**DATA FOR THIS EXERCISE:**
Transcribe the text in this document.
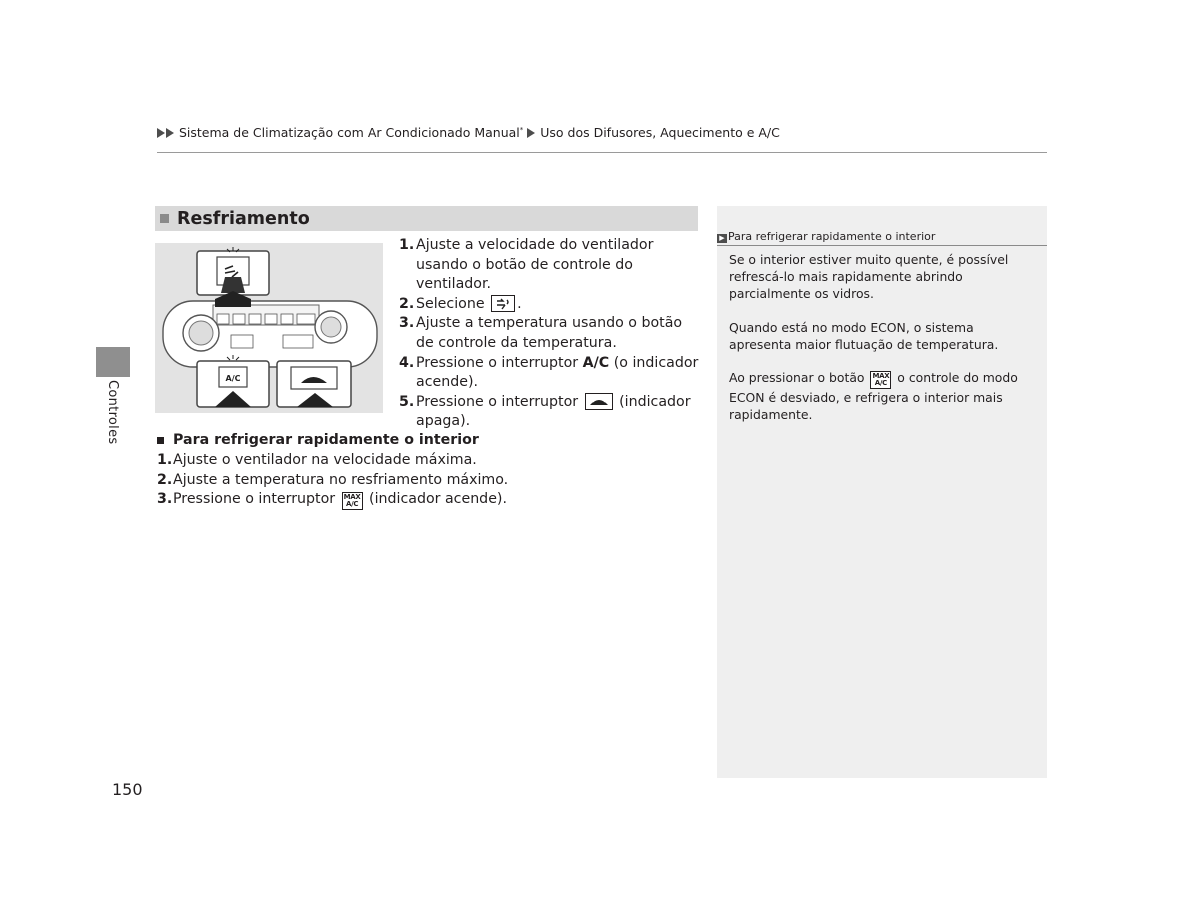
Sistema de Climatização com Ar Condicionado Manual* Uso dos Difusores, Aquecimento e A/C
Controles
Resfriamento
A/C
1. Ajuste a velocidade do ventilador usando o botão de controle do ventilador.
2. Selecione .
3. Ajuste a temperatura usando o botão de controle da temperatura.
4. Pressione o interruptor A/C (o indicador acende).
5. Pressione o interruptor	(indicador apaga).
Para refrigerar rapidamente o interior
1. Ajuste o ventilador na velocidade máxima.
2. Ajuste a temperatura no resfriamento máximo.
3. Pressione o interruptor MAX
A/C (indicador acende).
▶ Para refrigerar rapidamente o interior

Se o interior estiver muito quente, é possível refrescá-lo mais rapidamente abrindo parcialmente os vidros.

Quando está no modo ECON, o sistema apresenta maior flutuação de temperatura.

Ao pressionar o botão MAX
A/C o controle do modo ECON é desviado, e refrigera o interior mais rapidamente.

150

**TASK DETAILS:** Find the word "rapidamente" and list each line it appears in.

**FULL ANSWER:**
Para refrigerar rapidamente o interior
▶ Para refrigerar rapidamente o interior
Se o interior estiver muito quente, é possível refrescá-lo mais rapidamente abrindo parcialmente os vidros.
A/C o controle do modo ECON é desviado, e refrigera o interior mais rapidamente.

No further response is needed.